Which lines of the records contain "hemoglobin"? Collect every one of them.

▼

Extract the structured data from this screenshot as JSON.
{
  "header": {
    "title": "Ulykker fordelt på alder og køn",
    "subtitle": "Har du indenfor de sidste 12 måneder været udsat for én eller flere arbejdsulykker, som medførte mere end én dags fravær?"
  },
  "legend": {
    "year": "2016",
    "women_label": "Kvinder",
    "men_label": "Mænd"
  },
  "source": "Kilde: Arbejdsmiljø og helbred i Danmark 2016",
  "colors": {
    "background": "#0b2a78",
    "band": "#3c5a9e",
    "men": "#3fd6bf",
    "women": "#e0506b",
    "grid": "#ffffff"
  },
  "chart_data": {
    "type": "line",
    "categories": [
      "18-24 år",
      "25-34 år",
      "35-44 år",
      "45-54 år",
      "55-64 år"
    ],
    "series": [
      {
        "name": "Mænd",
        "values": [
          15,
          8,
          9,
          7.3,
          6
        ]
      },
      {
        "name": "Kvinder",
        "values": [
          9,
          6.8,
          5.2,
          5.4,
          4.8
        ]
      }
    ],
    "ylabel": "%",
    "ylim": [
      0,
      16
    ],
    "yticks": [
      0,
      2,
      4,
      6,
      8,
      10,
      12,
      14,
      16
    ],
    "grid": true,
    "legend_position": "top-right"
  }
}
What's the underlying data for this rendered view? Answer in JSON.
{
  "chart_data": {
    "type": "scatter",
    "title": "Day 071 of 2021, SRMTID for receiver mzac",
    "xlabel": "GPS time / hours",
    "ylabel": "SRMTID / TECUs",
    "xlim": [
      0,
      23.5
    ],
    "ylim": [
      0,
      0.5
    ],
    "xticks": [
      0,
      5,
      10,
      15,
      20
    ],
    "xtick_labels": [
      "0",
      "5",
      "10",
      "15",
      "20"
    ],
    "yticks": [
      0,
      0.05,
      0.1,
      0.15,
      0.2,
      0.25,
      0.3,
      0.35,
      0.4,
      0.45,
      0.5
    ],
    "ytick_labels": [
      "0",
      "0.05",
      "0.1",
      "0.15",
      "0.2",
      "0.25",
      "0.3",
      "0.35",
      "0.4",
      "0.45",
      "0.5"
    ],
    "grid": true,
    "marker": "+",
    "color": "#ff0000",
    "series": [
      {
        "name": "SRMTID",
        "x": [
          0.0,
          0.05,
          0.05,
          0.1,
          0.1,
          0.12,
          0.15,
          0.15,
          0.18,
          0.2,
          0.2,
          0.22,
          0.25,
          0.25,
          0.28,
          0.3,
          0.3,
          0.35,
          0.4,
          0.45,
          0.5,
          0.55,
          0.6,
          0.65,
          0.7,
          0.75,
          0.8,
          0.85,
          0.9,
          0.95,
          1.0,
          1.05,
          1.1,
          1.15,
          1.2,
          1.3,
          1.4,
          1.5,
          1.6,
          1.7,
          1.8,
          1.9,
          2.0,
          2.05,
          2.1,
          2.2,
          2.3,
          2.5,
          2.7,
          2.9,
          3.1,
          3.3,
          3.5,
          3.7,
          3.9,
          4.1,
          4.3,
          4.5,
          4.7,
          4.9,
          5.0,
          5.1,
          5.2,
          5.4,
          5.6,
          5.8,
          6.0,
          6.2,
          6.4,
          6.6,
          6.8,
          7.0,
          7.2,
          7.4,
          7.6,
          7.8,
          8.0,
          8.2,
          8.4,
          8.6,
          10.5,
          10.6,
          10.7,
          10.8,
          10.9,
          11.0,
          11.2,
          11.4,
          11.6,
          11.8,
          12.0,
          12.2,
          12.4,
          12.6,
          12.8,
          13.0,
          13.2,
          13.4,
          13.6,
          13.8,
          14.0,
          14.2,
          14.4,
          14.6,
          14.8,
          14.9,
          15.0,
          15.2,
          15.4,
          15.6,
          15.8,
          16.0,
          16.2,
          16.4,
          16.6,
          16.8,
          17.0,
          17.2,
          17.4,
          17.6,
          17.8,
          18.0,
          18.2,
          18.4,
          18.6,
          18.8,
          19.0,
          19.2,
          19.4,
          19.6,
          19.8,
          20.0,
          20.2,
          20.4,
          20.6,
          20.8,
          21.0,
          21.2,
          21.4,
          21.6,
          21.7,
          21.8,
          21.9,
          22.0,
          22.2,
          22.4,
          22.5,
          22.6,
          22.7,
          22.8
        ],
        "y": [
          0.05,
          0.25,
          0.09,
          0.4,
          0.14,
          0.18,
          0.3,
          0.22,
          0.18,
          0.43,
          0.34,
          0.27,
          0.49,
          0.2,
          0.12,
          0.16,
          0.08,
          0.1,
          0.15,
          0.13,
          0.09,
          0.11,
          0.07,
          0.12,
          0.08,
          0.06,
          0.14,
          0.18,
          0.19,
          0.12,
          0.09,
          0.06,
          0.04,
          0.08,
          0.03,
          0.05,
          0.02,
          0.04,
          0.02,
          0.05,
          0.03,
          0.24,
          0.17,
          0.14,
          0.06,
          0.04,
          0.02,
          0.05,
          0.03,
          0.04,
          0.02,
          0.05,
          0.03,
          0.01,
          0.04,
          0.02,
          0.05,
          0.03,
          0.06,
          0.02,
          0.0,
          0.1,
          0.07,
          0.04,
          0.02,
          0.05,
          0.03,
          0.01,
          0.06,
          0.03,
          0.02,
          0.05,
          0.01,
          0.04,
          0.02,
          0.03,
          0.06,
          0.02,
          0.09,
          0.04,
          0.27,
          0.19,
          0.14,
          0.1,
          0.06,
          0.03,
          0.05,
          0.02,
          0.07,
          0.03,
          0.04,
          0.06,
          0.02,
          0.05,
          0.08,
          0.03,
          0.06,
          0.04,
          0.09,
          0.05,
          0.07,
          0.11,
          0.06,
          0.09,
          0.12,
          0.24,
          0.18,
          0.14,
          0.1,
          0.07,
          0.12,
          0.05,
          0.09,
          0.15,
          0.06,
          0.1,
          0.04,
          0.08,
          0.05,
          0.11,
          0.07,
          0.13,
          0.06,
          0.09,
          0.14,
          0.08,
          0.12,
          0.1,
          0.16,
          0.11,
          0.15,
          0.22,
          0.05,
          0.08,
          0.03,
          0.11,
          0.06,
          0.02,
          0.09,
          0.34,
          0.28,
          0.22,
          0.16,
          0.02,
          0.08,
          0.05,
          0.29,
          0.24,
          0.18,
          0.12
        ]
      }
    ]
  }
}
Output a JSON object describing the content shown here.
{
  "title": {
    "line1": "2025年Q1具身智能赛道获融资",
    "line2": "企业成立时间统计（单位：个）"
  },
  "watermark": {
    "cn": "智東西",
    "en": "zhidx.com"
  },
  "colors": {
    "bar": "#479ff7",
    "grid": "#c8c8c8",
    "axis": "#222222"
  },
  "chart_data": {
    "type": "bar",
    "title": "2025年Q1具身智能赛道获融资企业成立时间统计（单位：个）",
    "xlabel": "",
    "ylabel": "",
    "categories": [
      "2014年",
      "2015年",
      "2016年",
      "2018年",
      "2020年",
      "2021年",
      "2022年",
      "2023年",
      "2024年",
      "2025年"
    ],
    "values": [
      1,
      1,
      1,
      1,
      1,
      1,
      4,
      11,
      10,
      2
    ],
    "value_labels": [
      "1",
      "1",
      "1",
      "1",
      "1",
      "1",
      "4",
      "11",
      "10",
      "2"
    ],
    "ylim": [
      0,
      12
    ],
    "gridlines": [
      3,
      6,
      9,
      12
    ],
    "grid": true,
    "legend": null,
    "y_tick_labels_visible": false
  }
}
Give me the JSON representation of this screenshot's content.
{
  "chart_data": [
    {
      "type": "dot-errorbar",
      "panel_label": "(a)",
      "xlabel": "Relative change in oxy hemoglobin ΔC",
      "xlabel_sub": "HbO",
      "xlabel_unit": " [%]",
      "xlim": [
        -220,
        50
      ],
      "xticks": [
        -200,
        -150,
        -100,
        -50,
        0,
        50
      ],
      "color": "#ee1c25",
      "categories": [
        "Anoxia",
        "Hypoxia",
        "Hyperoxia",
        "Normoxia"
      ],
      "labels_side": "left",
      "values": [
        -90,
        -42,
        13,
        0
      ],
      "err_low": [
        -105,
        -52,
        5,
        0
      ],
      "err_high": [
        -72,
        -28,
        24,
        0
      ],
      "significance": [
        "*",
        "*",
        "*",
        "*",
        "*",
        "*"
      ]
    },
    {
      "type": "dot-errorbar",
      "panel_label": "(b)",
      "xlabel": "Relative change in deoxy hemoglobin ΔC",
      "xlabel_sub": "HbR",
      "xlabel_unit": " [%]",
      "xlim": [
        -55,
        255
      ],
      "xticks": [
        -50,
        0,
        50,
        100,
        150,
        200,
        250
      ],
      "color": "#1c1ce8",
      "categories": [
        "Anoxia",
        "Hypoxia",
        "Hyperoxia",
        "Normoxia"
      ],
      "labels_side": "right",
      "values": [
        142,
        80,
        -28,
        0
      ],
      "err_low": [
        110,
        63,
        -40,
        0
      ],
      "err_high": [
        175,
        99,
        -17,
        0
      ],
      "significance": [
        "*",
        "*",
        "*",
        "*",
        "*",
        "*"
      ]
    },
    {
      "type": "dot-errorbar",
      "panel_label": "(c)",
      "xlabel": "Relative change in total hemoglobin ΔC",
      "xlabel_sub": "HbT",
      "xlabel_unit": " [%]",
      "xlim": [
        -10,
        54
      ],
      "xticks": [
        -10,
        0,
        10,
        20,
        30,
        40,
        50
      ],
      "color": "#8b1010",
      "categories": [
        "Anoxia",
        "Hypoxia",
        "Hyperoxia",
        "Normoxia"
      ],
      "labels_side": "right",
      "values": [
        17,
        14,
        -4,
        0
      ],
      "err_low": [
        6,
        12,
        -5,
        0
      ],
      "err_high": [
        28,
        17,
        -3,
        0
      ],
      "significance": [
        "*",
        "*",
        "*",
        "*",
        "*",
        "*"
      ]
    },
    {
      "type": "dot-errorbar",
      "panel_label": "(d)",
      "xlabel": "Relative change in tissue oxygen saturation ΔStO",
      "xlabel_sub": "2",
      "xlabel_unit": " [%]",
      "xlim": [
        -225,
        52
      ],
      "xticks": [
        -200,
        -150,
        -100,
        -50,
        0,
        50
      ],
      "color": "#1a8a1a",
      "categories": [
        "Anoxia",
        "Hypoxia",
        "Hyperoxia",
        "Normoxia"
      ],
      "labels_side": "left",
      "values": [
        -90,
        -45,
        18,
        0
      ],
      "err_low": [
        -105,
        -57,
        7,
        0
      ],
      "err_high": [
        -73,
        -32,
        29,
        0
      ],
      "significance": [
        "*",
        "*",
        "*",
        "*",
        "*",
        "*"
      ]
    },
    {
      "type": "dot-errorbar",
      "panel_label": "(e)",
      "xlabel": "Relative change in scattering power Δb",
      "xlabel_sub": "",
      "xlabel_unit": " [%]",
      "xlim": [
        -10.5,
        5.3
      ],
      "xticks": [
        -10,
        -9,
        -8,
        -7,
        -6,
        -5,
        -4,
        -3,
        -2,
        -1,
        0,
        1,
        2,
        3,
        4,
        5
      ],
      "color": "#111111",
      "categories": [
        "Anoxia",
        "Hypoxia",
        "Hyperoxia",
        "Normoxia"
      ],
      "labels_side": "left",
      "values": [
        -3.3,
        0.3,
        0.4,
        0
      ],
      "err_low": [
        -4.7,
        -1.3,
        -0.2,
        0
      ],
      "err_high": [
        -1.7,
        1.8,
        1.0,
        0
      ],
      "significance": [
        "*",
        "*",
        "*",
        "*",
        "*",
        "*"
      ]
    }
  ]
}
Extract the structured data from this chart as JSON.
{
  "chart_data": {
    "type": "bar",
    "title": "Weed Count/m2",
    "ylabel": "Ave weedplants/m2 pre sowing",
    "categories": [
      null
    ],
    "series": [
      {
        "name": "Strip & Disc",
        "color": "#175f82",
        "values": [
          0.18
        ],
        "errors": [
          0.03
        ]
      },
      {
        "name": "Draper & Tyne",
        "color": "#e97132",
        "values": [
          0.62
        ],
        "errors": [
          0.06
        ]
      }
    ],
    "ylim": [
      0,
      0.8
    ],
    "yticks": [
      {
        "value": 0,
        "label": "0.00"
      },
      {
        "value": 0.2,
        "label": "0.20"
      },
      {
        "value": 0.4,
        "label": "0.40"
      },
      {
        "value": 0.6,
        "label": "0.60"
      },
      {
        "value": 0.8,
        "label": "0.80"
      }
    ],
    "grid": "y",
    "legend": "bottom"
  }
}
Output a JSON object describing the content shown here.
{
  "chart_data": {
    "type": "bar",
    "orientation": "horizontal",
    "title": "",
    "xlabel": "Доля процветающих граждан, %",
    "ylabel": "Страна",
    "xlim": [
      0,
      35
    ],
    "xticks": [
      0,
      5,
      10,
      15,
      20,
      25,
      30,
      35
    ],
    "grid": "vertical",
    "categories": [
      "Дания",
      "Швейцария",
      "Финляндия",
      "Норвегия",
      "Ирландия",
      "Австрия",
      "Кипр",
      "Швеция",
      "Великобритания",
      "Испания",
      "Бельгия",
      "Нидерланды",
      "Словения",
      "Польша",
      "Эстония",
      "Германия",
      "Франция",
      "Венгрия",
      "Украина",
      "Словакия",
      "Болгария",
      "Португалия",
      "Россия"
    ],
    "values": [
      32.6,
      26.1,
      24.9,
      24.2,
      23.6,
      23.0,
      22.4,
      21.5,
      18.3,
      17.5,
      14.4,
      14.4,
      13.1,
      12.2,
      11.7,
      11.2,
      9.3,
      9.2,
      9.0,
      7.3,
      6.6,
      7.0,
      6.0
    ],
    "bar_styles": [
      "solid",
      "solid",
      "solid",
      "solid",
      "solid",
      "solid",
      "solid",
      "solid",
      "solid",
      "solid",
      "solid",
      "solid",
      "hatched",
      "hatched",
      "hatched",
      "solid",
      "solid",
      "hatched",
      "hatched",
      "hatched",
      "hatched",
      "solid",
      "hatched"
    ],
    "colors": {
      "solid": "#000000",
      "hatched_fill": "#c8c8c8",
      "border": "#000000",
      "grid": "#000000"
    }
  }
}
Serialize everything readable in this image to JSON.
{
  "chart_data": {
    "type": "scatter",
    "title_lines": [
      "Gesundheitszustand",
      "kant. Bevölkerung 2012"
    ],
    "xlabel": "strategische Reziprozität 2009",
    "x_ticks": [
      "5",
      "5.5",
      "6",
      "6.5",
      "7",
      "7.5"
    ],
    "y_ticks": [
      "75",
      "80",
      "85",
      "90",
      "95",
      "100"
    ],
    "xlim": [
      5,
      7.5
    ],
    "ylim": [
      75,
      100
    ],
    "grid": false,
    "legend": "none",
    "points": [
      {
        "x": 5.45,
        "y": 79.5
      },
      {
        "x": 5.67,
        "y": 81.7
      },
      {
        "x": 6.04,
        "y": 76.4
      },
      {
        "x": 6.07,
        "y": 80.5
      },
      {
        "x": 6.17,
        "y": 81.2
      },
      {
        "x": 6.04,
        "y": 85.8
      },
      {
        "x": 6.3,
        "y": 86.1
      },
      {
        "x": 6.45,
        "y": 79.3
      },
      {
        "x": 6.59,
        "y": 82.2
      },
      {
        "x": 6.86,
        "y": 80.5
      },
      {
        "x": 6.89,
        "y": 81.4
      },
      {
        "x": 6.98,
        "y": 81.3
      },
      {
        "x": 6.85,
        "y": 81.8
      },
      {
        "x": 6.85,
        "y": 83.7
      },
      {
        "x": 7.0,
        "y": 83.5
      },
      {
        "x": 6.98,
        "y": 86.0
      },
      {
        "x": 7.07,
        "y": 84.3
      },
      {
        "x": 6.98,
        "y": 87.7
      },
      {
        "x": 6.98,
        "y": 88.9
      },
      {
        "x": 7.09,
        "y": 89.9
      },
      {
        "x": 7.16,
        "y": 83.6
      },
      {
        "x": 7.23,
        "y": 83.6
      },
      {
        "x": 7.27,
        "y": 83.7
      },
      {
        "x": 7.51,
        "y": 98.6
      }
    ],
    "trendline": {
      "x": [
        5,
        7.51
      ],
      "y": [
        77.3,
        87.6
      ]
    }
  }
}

▲

■ Full solution ■
      "xlabel": "Relative change in oxy hemoglobin ΔC",
      "xlabel": "Relative change in deoxy hemoglobin ΔC",
      "xlabel": "Relative change in total hemoglobin ΔC",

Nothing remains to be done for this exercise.